This post is about the end-to-end process so I will keep it high level and in upcoming posts we’ll start exploring each of these steps in detail. Next week for example we’ll begin with Ideation & Concept - all about storytelling, sketching, storyboarding and low fidelity (paper) prototyping. This process basically becomes the axis for the rests of the posts. I have no doubt that based on feedback we might refine some of the stages and will be adding more examples as we create them.

Chart is read from bottom to top..Smile

Windows Phone Design Process

The Windows Phone design process is no different from other design methods for authoring websites, mobile apps or designing anything for that matter. Designers around the world value the design process, make it their own, tweak it, perfect it and change it for every project. No project is the same so it is important to understand the design process more as a set of guidelines than a set of rules. Keep it flexible. The thing to understand about ‘design’ is that it is not a “one-shot” type of activity - you have many shots. You do not have to nail down the design in a single try but instead it’s an iterative process much like what sculptors deal with when producing a piece of art. When they have a piece of marble, they just don’t start working out the details from the beginning, like eye brows, or finger nails or hair. Instead they give the block of marble a first pass and start giving it a general sense of form, the main volumes and core masses. Then a second pass and they start defining more specific masses for arms, thorax, head and legs. Then a third pass, a fourth and a fifth one. It takes them many passes for them to reach the point of being able to work out the little details. User experience design is the same. You can’t start working out the details at the beginning and if you try to, the beast (aka your app) will get back to you and eat you :0. For example, Application Flow has to be defined before you get to Visual Design. I’ve seen this happen many times, we try to skip some steps to stay ahead of the curve, and the lack of design exploration comes back to us with fury later in the project. Bryan Agnetta explains this well @25:49 in his BUILD session titled Journeys.

■ TASK OBJECTIVE ■
In the post on the Windows Phone design process, what must be defined before you get to Visual Design?

■ DATASET EXTRACT ■
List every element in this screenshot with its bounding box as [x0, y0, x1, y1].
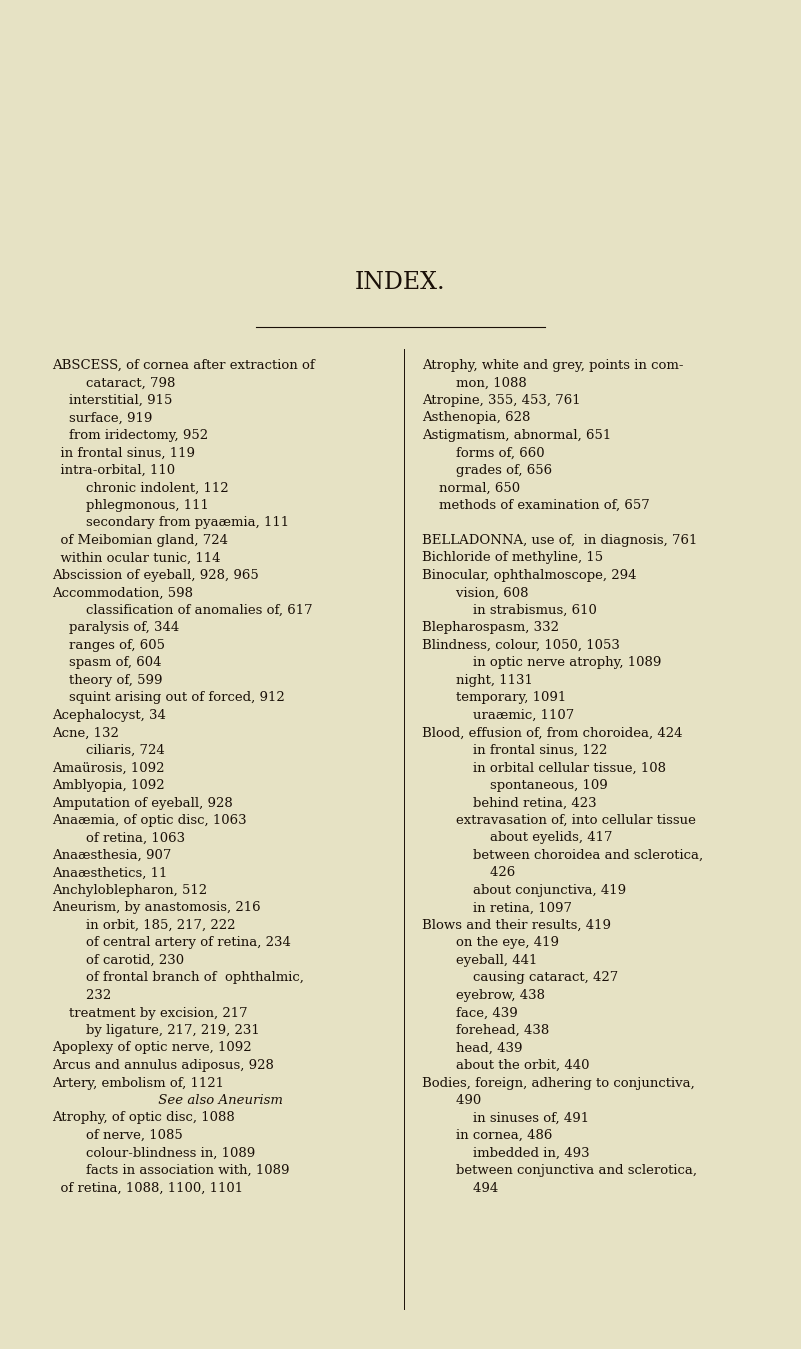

■ WRITTEN SOLUTION ■
Application Flow